What the task requires — Write out all of the entries exactly as given.

Dataset records —
(begin)

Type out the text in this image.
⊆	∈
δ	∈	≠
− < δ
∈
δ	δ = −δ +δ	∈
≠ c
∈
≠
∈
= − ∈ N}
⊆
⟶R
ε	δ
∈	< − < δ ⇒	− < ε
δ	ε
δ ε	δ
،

(end)

Written answer —
Type out the text in this image.
⊆	∈
δ	∈	≠
− < δ
∈
δ	δ = −δ +δ	∈
≠ c
∈
≠
∈
= − ∈ N}
⊆
⟶R
ε	δ
∈	< − < δ ⇒	− < ε
δ	ε
δ ε	δ
،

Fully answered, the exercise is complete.